Copy, in full, each line of the material that holds the word "every".

### Recorded data
• • •
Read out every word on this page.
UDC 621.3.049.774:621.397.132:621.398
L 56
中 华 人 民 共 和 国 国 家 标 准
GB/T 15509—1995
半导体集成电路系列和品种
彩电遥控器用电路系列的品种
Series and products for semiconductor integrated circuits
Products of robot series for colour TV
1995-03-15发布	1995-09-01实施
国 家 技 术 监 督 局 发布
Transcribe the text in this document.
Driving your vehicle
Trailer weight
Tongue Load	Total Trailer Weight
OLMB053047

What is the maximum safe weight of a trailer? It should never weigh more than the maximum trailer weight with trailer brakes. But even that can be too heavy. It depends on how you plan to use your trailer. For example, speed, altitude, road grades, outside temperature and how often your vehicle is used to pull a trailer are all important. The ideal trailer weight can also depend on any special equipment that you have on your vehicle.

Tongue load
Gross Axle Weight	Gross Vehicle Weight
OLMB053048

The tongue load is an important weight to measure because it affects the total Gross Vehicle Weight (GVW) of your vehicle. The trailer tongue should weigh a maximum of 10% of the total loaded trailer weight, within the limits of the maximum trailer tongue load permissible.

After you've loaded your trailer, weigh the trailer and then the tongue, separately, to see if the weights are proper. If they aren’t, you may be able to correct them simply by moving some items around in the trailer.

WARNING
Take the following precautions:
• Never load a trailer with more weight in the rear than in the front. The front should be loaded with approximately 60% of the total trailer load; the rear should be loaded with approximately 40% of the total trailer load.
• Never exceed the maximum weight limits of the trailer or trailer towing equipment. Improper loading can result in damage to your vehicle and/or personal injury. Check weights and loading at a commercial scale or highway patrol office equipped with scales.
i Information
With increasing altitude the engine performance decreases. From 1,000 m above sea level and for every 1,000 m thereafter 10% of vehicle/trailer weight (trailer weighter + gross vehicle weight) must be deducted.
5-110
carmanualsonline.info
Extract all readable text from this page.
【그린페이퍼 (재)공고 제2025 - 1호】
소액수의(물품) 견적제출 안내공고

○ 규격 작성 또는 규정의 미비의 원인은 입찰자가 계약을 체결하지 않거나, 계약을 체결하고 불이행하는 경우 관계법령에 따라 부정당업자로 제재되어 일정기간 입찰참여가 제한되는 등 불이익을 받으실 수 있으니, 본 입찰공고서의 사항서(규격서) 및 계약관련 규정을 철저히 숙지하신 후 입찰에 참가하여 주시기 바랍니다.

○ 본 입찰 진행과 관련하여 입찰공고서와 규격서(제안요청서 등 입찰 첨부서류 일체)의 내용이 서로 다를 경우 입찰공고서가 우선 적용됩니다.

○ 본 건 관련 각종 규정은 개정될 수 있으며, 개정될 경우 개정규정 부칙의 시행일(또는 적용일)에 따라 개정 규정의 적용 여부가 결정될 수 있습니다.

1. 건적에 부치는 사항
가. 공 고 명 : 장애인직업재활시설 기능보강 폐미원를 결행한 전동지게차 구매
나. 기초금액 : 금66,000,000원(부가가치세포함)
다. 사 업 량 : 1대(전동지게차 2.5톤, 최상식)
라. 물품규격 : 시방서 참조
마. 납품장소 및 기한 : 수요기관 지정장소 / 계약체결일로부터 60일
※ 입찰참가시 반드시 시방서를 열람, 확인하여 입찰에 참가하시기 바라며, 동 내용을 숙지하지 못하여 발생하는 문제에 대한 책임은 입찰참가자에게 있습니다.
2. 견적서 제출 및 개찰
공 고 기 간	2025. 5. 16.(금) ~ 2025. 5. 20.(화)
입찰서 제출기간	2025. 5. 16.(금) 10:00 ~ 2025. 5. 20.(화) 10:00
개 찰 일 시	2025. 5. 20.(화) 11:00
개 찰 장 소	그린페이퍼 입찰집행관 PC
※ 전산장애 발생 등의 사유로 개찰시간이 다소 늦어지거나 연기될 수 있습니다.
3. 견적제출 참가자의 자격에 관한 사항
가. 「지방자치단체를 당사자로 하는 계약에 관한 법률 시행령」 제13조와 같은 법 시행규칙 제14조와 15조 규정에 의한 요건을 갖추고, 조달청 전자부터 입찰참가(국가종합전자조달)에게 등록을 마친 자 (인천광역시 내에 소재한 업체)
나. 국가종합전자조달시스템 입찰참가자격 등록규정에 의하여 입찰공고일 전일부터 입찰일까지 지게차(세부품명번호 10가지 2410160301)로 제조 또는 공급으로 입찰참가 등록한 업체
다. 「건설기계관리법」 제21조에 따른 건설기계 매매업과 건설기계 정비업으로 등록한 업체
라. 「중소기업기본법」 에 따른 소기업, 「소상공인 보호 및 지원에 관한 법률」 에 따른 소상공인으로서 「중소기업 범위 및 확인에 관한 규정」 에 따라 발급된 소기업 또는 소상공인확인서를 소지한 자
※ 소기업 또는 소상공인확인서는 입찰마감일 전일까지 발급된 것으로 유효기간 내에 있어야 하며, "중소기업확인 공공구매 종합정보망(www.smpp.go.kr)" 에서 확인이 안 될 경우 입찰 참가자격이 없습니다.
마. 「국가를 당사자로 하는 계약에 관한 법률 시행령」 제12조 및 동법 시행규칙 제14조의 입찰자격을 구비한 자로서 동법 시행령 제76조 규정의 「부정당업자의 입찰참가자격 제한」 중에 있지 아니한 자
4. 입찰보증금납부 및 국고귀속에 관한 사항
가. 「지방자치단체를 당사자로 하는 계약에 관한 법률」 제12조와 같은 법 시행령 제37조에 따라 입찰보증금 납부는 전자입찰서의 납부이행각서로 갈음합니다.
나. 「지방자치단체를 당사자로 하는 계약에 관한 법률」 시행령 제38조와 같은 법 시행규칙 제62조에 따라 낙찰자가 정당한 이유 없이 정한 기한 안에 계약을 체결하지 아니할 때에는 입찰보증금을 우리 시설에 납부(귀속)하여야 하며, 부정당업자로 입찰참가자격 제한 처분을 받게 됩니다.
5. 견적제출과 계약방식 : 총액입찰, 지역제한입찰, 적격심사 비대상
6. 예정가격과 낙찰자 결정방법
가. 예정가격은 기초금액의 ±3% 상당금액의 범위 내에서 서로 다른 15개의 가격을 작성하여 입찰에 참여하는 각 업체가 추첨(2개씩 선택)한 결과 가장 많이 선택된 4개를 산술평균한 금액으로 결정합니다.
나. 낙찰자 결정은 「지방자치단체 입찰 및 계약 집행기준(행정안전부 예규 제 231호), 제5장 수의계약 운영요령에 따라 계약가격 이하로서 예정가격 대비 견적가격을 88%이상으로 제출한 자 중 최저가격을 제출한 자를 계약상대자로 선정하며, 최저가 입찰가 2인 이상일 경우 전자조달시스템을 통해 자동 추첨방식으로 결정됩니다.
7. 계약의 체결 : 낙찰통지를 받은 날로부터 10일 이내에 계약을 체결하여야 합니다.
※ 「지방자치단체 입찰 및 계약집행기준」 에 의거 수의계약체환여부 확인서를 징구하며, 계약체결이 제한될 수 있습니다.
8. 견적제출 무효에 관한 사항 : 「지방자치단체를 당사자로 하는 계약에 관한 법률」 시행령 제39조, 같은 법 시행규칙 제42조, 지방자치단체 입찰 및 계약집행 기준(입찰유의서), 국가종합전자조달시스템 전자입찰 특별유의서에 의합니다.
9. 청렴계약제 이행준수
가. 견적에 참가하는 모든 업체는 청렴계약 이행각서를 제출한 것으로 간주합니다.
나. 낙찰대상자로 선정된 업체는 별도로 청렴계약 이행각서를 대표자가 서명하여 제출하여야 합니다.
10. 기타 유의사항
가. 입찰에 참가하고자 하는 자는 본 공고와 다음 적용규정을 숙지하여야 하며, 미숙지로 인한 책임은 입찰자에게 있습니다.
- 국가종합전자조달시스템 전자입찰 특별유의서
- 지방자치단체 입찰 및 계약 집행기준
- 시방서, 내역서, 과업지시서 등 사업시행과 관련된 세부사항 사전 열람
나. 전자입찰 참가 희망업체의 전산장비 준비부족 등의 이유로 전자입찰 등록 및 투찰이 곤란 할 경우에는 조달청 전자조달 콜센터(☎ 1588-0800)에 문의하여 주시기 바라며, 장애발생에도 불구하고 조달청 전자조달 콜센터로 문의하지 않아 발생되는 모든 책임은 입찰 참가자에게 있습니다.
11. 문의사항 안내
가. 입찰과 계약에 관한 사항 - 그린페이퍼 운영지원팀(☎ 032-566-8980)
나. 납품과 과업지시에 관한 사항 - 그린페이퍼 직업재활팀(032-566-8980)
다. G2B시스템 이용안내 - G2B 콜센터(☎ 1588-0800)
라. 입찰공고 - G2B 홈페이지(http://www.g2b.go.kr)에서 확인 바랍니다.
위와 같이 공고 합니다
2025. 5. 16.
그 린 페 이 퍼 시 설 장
• • •
### Answer to this task
Read out every word on this page.
With increasing altitude the engine performance decreases. From 1,000 m above sea level and for every 1,000 m thereafter 10% of vehicle/trailer weight (trailer weighter + gross vehicle weight) must be deducted.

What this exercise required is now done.